══ Data entries
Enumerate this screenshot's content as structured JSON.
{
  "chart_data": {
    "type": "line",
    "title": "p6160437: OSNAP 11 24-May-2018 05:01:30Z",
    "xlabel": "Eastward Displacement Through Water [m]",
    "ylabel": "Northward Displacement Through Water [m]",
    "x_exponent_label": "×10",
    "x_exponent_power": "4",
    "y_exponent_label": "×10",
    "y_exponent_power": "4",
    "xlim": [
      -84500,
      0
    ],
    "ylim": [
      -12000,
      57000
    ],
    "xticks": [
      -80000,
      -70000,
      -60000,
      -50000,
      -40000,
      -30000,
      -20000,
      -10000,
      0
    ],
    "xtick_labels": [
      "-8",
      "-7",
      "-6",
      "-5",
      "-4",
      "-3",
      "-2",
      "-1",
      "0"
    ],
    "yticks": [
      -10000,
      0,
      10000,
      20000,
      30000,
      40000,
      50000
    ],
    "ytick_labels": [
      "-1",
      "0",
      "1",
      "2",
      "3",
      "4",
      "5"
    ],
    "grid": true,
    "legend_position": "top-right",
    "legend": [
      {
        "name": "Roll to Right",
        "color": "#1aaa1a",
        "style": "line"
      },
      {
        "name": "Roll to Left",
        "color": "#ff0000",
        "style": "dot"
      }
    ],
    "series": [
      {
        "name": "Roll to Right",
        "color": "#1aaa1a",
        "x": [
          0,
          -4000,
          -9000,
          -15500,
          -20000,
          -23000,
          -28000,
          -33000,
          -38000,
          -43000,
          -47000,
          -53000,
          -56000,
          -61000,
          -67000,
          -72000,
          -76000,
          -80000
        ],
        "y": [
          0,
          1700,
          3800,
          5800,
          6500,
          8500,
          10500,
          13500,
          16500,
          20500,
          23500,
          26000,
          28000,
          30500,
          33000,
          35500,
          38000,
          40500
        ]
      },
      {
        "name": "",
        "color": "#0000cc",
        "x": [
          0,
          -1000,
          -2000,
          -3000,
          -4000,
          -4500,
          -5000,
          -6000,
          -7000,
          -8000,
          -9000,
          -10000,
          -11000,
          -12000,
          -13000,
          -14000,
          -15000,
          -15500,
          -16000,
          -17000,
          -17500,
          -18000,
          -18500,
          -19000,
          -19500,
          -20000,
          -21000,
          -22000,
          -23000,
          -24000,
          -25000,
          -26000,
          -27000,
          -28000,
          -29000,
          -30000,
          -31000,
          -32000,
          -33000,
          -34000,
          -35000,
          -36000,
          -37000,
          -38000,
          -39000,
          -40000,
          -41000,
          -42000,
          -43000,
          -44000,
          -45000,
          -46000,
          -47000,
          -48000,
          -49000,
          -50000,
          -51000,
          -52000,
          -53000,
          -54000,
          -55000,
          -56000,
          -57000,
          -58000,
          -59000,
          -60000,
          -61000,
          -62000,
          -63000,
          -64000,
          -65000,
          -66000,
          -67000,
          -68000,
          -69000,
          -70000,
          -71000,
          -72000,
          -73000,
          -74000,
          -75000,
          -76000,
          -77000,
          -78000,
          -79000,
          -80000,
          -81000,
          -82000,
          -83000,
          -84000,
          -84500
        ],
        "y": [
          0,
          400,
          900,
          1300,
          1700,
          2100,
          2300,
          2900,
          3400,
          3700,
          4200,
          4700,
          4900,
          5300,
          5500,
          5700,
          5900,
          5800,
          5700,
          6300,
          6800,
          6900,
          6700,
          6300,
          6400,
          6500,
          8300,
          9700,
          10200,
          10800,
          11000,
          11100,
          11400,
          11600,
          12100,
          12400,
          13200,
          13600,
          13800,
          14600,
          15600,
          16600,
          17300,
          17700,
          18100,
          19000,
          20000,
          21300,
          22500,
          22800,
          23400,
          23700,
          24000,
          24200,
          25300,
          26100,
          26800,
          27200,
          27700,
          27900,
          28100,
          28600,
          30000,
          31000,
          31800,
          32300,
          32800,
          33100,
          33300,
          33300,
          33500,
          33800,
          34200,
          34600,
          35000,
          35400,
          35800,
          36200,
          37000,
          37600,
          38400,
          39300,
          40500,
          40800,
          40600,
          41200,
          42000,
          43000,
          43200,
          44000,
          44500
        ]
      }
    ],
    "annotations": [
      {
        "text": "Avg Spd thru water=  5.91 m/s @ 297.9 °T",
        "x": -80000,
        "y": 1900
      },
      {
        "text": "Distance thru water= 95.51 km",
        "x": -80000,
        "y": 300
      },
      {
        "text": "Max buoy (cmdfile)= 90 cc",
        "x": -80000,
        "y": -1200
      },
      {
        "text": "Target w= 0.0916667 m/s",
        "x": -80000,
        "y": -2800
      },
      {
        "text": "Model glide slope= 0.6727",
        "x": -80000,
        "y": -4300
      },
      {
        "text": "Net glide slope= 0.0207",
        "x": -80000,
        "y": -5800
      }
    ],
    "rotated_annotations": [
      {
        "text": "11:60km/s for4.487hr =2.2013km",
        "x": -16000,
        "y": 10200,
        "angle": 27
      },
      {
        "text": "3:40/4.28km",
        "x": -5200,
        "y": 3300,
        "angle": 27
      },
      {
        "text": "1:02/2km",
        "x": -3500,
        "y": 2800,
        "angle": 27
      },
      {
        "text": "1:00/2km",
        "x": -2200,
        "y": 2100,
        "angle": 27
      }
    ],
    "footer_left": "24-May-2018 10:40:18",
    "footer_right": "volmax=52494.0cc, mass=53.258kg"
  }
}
════
Problem description
Show each line in the entries that holds the string "color".

Result
        "color": "#1aaa1a",
        "color": "#ff0000",
        "color": "#1aaa1a",
        "color": "#0000cc",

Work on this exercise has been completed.